### WRITTEN TASK
Take the entries below and reproduce them word for word.
↓↓↓
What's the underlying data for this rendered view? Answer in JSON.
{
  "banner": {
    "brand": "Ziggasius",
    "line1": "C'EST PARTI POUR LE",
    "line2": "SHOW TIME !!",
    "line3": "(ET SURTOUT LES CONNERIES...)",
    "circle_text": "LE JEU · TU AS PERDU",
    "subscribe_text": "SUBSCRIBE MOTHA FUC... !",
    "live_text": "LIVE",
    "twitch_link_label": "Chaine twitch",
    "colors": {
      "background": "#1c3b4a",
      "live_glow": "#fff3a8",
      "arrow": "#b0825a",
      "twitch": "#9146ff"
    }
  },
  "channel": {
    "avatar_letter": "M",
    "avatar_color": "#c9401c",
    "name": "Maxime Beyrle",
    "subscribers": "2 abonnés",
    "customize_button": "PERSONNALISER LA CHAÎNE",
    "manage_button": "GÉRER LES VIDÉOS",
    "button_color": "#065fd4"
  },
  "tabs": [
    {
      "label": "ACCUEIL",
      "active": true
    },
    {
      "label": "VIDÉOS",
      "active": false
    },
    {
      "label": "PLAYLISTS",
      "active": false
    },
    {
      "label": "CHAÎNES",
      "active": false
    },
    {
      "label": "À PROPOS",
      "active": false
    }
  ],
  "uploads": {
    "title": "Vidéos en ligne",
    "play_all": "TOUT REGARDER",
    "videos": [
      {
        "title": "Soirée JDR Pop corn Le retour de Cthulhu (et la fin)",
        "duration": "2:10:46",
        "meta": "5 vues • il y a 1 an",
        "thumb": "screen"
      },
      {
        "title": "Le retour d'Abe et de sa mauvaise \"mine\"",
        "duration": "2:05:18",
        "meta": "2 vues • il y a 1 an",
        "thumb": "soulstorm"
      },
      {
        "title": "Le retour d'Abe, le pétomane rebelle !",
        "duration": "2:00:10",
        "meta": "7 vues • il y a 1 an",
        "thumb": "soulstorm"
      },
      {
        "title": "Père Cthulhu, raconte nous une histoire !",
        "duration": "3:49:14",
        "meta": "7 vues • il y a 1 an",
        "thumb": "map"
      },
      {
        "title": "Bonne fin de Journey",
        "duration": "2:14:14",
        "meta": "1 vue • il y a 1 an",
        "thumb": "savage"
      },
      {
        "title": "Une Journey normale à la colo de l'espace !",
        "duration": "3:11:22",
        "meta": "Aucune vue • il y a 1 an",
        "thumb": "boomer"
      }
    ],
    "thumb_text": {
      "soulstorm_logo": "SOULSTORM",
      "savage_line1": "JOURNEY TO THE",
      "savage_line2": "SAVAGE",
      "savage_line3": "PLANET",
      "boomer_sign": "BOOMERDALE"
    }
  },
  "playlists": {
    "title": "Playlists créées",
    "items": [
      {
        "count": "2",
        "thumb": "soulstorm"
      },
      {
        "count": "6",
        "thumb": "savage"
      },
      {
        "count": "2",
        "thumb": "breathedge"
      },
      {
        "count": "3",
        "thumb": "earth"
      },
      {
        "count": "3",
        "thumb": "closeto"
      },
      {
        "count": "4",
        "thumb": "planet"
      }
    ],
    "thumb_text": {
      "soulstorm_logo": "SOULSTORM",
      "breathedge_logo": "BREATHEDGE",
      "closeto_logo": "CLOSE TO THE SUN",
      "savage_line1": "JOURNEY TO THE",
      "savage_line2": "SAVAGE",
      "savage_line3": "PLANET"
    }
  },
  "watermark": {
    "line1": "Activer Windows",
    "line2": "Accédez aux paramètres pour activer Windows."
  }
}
↑↑↑
### WORKED ANSWER
What's the underlying data for this rendered view? Answer in JSON.
{
  "banner": {
    "brand": "Ziggasius",
    "line1": "C'EST PARTI POUR LE",
    "line2": "SHOW TIME !!",
    "line3": "(ET SURTOUT LES CONNERIES...)",
    "circle_text": "LE JEU · TU AS PERDU",
    "subscribe_text": "SUBSCRIBE MOTHA FUC... !",
    "live_text": "LIVE",
    "twitch_link_label": "Chaine twitch",
    "colors": {
      "background": "#1c3b4a",
      "live_glow": "#fff3a8",
      "arrow": "#b0825a",
      "twitch": "#9146ff"
    }
  },
  "channel": {
    "avatar_letter": "M",
    "avatar_color": "#c9401c",
    "name": "Maxime Beyrle",
    "subscribers": "2 abonnés",
    "customize_button": "PERSONNALISER LA CHAÎNE",
    "manage_button": "GÉRER LES VIDÉOS",
    "button_color": "#065fd4"
  },
  "tabs": [
    {
      "label": "ACCUEIL",
      "active": true
    },
    {
      "label": "VIDÉOS",
      "active": false
    },
    {
      "label": "PLAYLISTS",
      "active": false
    },
    {
      "label": "CHAÎNES",
      "active": false
    },
    {
      "label": "À PROPOS",
      "active": false
    }
  ],
  "uploads": {
    "title": "Vidéos en ligne",
    "play_all": "TOUT REGARDER",
    "videos": [
      {
        "title": "Soirée JDR Pop corn Le retour de Cthulhu (et la fin)",
        "duration": "2:10:46",
        "meta": "5 vues • il y a 1 an",
        "thumb": "screen"
      },
      {
        "title": "Le retour d'Abe et de sa mauvaise \"mine\"",
        "duration": "2:05:18",
        "meta": "2 vues • il y a 1 an",
        "thumb": "soulstorm"
      },
      {
        "title": "Le retour d'Abe, le pétomane rebelle !",
        "duration": "2:00:10",
        "meta": "7 vues • il y a 1 an",
        "thumb": "soulstorm"
      },
      {
        "title": "Père Cthulhu, raconte nous une histoire !",
        "duration": "3:49:14",
        "meta": "7 vues • il y a 1 an",
        "thumb": "map"
      },
      {
        "title": "Bonne fin de Journey",
        "duration": "2:14:14",
        "meta": "1 vue • il y a 1 an",
        "thumb": "savage"
      },
      {
        "title": "Une Journey normale à la colo de l'espace !",
        "duration": "3:11:22",
        "meta": "Aucune vue • il y a 1 an",
        "thumb": "boomer"
      }
    ],
    "thumb_text": {
      "soulstorm_logo": "SOULSTORM",
      "savage_line1": "JOURNEY TO THE",
      "savage_line2": "SAVAGE",
      "savage_line3": "PLANET",
      "boomer_sign": "BOOMERDALE"
    }
  },
  "playlists": {
    "title": "Playlists créées",
    "items": [
      {
        "count": "2",
        "thumb": "soulstorm"
      },
      {
        "count": "6",
        "thumb": "savage"
      },
      {
        "count": "2",
        "thumb": "breathedge"
      },
      {
        "count": "3",
        "thumb": "earth"
      },
      {
        "count": "3",
        "thumb": "closeto"
      },
      {
        "count": "4",
        "thumb": "planet"
      }
    ],
    "thumb_text": {
      "soulstorm_logo": "SOULSTORM",
      "breathedge_logo": "BREATHEDGE",
      "closeto_logo": "CLOSE TO THE SUN",
      "savage_line1": "JOURNEY TO THE",
      "savage_line2": "SAVAGE",
      "savage_line3": "PLANET"
    }
  },
  "watermark": {
    "line1": "Activer Windows",
    "line2": "Accédez aux paramètres pour activer Windows."
  }
}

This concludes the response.